**TASK DETAILS:**
Repeat the data that follows, word for word, without the images.

Items from a data source
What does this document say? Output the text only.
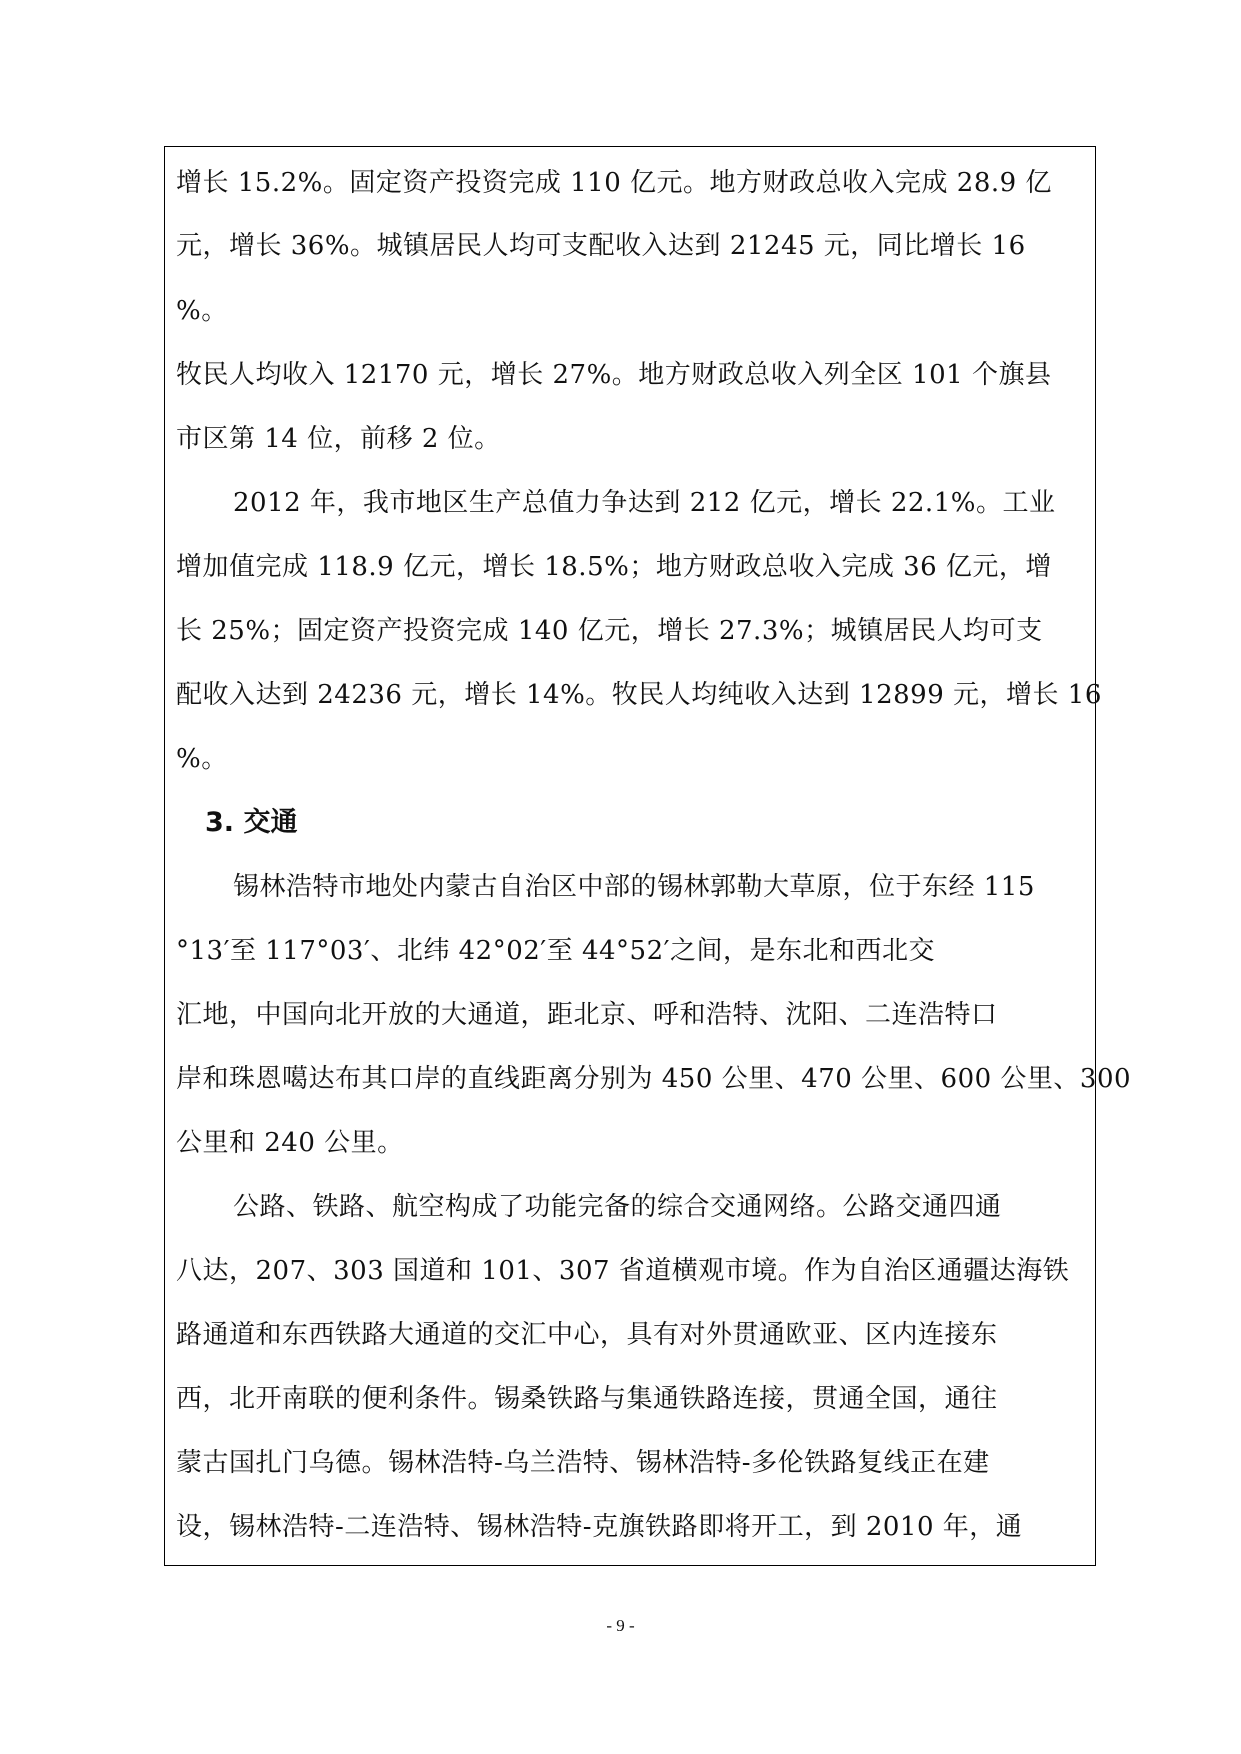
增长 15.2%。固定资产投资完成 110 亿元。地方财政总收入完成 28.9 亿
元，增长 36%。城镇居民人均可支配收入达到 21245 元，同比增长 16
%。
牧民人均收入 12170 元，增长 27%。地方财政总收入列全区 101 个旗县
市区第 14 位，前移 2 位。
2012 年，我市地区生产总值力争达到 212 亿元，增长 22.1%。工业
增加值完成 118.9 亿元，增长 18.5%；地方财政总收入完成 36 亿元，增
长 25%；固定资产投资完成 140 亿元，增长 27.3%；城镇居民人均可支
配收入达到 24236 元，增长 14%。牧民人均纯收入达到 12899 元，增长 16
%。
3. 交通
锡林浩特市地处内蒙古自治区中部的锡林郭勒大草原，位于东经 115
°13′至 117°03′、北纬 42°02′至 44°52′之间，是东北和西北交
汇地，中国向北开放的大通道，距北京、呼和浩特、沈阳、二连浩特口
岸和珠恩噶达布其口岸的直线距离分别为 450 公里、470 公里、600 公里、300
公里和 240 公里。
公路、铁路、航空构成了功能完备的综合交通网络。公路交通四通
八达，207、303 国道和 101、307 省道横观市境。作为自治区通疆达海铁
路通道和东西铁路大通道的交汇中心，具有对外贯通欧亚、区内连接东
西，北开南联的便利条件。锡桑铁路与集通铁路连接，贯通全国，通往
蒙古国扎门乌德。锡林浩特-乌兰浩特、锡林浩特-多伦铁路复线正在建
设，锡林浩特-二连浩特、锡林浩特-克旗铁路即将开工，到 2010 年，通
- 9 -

**EXERCISE RESPONSE:**
What does this document say? Output the text only.
增长 15.2%。固定资产投资完成 110 亿元。地方财政总收入完成 28.9 亿
元，增长 36%。城镇居民人均可支配收入达到 21245 元，同比增长 16
%。
牧民人均收入 12170 元，增长 27%。地方财政总收入列全区 101 个旗县
市区第 14 位，前移 2 位。
2012 年，我市地区生产总值力争达到 212 亿元，增长 22.1%。工业
增加值完成 118.9 亿元，增长 18.5%；地方财政总收入完成 36 亿元，增
长 25%；固定资产投资完成 140 亿元，增长 27.3%；城镇居民人均可支
配收入达到 24236 元，增长 14%。牧民人均纯收入达到 12899 元，增长 16
%。
3. 交通
锡林浩特市地处内蒙古自治区中部的锡林郭勒大草原，位于东经 115
°13′至 117°03′、北纬 42°02′至 44°52′之间，是东北和西北交
汇地，中国向北开放的大通道，距北京、呼和浩特、沈阳、二连浩特口
岸和珠恩噶达布其口岸的直线距离分别为 450 公里、470 公里、600 公里、300
公里和 240 公里。
公路、铁路、航空构成了功能完备的综合交通网络。公路交通四通
八达，207、303 国道和 101、307 省道横观市境。作为自治区通疆达海铁
路通道和东西铁路大通道的交汇中心，具有对外贯通欧亚、区内连接东
西，北开南联的便利条件。锡桑铁路与集通铁路连接，贯通全国，通往
蒙古国扎门乌德。锡林浩特-乌兰浩特、锡林浩特-多伦铁路复线正在建
设，锡林浩特-二连浩特、锡林浩特-克旗铁路即将开工，到 2010 年，通
- 9 -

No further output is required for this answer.